#### Provided data:
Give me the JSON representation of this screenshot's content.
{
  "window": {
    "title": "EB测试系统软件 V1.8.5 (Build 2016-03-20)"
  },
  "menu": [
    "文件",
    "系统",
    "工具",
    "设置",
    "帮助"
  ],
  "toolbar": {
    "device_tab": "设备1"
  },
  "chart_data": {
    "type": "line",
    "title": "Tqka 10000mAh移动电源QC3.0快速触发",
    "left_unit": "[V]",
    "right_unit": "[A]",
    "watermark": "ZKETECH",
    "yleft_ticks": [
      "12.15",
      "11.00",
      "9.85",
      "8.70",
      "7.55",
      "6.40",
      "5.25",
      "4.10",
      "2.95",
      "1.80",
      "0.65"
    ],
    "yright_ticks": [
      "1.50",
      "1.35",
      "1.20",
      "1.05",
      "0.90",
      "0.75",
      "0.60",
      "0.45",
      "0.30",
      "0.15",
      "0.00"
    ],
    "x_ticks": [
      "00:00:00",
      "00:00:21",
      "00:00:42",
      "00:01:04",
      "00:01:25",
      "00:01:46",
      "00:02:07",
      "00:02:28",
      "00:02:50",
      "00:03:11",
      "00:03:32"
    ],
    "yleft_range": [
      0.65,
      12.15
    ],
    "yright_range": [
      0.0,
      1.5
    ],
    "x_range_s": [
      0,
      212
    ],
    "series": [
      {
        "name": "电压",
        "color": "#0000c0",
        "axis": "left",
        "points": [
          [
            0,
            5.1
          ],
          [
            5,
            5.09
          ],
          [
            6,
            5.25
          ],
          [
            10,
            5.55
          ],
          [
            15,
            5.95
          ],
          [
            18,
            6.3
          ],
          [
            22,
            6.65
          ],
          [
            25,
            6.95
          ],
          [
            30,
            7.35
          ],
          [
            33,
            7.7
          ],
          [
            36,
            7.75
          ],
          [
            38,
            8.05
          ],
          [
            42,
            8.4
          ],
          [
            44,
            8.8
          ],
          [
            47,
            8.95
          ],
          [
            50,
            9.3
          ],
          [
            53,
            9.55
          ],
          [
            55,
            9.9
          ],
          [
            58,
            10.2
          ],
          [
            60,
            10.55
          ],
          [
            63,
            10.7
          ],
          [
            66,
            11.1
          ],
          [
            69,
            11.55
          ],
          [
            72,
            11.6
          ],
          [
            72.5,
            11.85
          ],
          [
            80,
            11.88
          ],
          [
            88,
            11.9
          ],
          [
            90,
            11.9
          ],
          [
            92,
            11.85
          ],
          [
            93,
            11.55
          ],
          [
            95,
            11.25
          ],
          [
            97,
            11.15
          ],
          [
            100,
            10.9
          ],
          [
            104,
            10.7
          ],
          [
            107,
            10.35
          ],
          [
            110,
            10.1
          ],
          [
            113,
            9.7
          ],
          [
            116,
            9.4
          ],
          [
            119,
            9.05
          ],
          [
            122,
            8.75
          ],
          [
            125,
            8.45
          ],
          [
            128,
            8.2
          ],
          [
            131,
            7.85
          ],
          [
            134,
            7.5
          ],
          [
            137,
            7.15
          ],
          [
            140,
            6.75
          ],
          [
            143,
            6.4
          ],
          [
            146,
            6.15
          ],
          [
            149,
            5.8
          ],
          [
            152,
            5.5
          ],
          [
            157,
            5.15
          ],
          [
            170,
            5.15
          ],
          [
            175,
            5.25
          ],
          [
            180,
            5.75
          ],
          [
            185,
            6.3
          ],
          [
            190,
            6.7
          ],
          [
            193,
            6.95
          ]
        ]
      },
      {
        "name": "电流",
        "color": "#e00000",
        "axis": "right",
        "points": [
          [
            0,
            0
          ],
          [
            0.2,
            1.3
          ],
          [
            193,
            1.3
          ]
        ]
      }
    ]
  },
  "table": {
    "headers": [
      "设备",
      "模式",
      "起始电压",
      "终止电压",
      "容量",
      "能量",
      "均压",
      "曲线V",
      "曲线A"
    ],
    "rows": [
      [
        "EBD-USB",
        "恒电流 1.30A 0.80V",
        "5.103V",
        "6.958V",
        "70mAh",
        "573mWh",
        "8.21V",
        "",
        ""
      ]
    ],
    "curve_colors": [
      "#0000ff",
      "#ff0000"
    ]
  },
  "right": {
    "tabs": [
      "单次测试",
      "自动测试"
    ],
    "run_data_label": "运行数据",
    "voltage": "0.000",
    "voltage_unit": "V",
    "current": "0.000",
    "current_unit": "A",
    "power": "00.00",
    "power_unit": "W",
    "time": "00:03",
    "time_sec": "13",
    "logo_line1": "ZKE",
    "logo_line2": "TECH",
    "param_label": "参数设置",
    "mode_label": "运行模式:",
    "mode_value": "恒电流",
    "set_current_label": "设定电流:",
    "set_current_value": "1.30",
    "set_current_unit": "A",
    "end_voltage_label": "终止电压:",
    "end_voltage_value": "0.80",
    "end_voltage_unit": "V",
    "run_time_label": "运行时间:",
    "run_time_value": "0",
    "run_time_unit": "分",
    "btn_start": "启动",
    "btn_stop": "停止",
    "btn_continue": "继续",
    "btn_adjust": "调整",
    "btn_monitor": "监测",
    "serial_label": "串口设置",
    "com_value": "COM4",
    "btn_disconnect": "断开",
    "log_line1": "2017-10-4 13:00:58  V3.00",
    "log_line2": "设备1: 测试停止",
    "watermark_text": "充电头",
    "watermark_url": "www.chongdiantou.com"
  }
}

#### What is expected:
Print the listing above in full, exactly as it is.

#### Solution:
Give me the JSON representation of this screenshot's content.
{
  "window": {
    "title": "EB测试系统软件 V1.8.5 (Build 2016-03-20)"
  },
  "menu": [
    "文件",
    "系统",
    "工具",
    "设置",
    "帮助"
  ],
  "toolbar": {
    "device_tab": "设备1"
  },
  "chart_data": {
    "type": "line",
    "title": "Tqka 10000mAh移动电源QC3.0快速触发",
    "left_unit": "[V]",
    "right_unit": "[A]",
    "watermark": "ZKETECH",
    "yleft_ticks": [
      "12.15",
      "11.00",
      "9.85",
      "8.70",
      "7.55",
      "6.40",
      "5.25",
      "4.10",
      "2.95",
      "1.80",
      "0.65"
    ],
    "yright_ticks": [
      "1.50",
      "1.35",
      "1.20",
      "1.05",
      "0.90",
      "0.75",
      "0.60",
      "0.45",
      "0.30",
      "0.15",
      "0.00"
    ],
    "x_ticks": [
      "00:00:00",
      "00:00:21",
      "00:00:42",
      "00:01:04",
      "00:01:25",
      "00:01:46",
      "00:02:07",
      "00:02:28",
      "00:02:50",
      "00:03:11",
      "00:03:32"
    ],
    "yleft_range": [
      0.65,
      12.15
    ],
    "yright_range": [
      0.0,
      1.5
    ],
    "x_range_s": [
      0,
      212
    ],
    "series": [
      {
        "name": "电压",
        "color": "#0000c0",
        "axis": "left",
        "points": [
          [
            0,
            5.1
          ],
          [
            5,
            5.09
          ],
          [
            6,
            5.25
          ],
          [
            10,
            5.55
          ],
          [
            15,
            5.95
          ],
          [
            18,
            6.3
          ],
          [
            22,
            6.65
          ],
          [
            25,
            6.95
          ],
          [
            30,
            7.35
          ],
          [
            33,
            7.7
          ],
          [
            36,
            7.75
          ],
          [
            38,
            8.05
          ],
          [
            42,
            8.4
          ],
          [
            44,
            8.8
          ],
          [
            47,
            8.95
          ],
          [
            50,
            9.3
          ],
          [
            53,
            9.55
          ],
          [
            55,
            9.9
          ],
          [
            58,
            10.2
          ],
          [
            60,
            10.55
          ],
          [
            63,
            10.7
          ],
          [
            66,
            11.1
          ],
          [
            69,
            11.55
          ],
          [
            72,
            11.6
          ],
          [
            72.5,
            11.85
          ],
          [
            80,
            11.88
          ],
          [
            88,
            11.9
          ],
          [
            90,
            11.9
          ],
          [
            92,
            11.85
          ],
          [
            93,
            11.55
          ],
          [
            95,
            11.25
          ],
          [
            97,
            11.15
          ],
          [
            100,
            10.9
          ],
          [
            104,
            10.7
          ],
          [
            107,
            10.35
          ],
          [
            110,
            10.1
          ],
          [
            113,
            9.7
          ],
          [
            116,
            9.4
          ],
          [
            119,
            9.05
          ],
          [
            122,
            8.75
          ],
          [
            125,
            8.45
          ],
          [
            128,
            8.2
          ],
          [
            131,
            7.85
          ],
          [
            134,
            7.5
          ],
          [
            137,
            7.15
          ],
          [
            140,
            6.75
          ],
          [
            143,
            6.4
          ],
          [
            146,
            6.15
          ],
          [
            149,
            5.8
          ],
          [
            152,
            5.5
          ],
          [
            157,
            5.15
          ],
          [
            170,
            5.15
          ],
          [
            175,
            5.25
          ],
          [
            180,
            5.75
          ],
          [
            185,
            6.3
          ],
          [
            190,
            6.7
          ],
          [
            193,
            6.95
          ]
        ]
      },
      {
        "name": "电流",
        "color": "#e00000",
        "axis": "right",
        "points": [
          [
            0,
            0
          ],
          [
            0.2,
            1.3
          ],
          [
            193,
            1.3
          ]
        ]
      }
    ]
  },
  "table": {
    "headers": [
      "设备",
      "模式",
      "起始电压",
      "终止电压",
      "容量",
      "能量",
      "均压",
      "曲线V",
      "曲线A"
    ],
    "rows": [
      [
        "EBD-USB",
        "恒电流 1.30A 0.80V",
        "5.103V",
        "6.958V",
        "70mAh",
        "573mWh",
        "8.21V",
        "",
        ""
      ]
    ],
    "curve_colors": [
      "#0000ff",
      "#ff0000"
    ]
  },
  "right": {
    "tabs": [
      "单次测试",
      "自动测试"
    ],
    "run_data_label": "运行数据",
    "voltage": "0.000",
    "voltage_unit": "V",
    "current": "0.000",
    "current_unit": "A",
    "power": "00.00",
    "power_unit": "W",
    "time": "00:03",
    "time_sec": "13",
    "logo_line1": "ZKE",
    "logo_line2": "TECH",
    "param_label": "参数设置",
    "mode_label": "运行模式:",
    "mode_value": "恒电流",
    "set_current_label": "设定电流:",
    "set_current_value": "1.30",
    "set_current_unit": "A",
    "end_voltage_label": "终止电压:",
    "end_voltage_value": "0.80",
    "end_voltage_unit": "V",
    "run_time_label": "运行时间:",
    "run_time_value": "0",
    "run_time_unit": "分",
    "btn_start": "启动",
    "btn_stop": "停止",
    "btn_continue": "继续",
    "btn_adjust": "调整",
    "btn_monitor": "监测",
    "serial_label": "串口设置",
    "com_value": "COM4",
    "btn_disconnect": "断开",
    "log_line1": "2017-10-4 13:00:58  V3.00",
    "log_line2": "设备1: 测试停止",
    "watermark_text": "充电头",
    "watermark_url": "www.chongdiantou.com"
  }
}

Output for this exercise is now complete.